**EXERCISE BRIEF**
Please find all lines in the data that hold the string "this" and copy them.

Excerpts from a figure dataset:
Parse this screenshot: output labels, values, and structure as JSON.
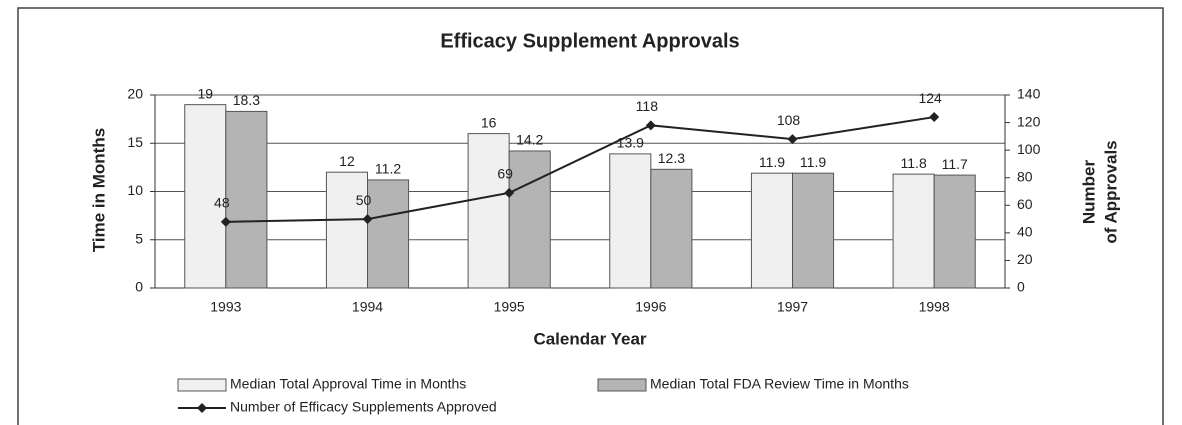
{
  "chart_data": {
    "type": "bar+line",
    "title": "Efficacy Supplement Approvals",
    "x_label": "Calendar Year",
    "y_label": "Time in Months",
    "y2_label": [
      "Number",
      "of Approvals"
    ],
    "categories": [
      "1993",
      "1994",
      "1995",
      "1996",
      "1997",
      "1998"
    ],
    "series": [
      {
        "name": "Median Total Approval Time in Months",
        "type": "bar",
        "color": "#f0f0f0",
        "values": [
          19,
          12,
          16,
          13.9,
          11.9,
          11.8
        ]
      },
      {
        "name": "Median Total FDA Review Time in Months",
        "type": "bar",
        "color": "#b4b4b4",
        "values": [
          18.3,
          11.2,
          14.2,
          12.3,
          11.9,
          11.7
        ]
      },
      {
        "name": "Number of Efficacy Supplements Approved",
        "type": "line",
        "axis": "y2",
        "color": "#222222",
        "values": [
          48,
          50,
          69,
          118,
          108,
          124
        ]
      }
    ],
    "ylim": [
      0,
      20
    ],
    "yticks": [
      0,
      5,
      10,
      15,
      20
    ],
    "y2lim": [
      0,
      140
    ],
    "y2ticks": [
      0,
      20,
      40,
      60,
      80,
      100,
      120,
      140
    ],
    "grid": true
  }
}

---

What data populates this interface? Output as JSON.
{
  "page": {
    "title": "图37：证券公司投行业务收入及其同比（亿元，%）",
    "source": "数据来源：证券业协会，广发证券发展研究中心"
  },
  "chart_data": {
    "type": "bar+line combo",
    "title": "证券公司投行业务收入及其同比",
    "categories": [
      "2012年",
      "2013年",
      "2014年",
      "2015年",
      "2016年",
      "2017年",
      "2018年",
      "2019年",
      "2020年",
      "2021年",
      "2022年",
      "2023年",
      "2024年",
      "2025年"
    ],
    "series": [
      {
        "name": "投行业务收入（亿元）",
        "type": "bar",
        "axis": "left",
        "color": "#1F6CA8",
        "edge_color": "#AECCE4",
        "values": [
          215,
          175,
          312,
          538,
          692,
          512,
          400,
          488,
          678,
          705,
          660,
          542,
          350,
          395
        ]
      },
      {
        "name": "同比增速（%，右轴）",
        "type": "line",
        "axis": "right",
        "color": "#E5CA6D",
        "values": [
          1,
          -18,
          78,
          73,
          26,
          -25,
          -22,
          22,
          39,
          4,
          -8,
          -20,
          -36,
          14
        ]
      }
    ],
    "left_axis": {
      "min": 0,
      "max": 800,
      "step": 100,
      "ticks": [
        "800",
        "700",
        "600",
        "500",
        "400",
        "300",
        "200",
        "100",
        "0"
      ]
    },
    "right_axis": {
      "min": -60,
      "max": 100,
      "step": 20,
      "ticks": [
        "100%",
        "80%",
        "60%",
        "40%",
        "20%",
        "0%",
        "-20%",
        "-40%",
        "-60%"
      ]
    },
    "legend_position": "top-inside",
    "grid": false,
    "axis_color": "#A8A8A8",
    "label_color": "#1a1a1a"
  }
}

**EXERCISE RESPONSE**
Parse this screenshot: output labels, values, and structure as JSON.
What data populates this interface? Output as JSON.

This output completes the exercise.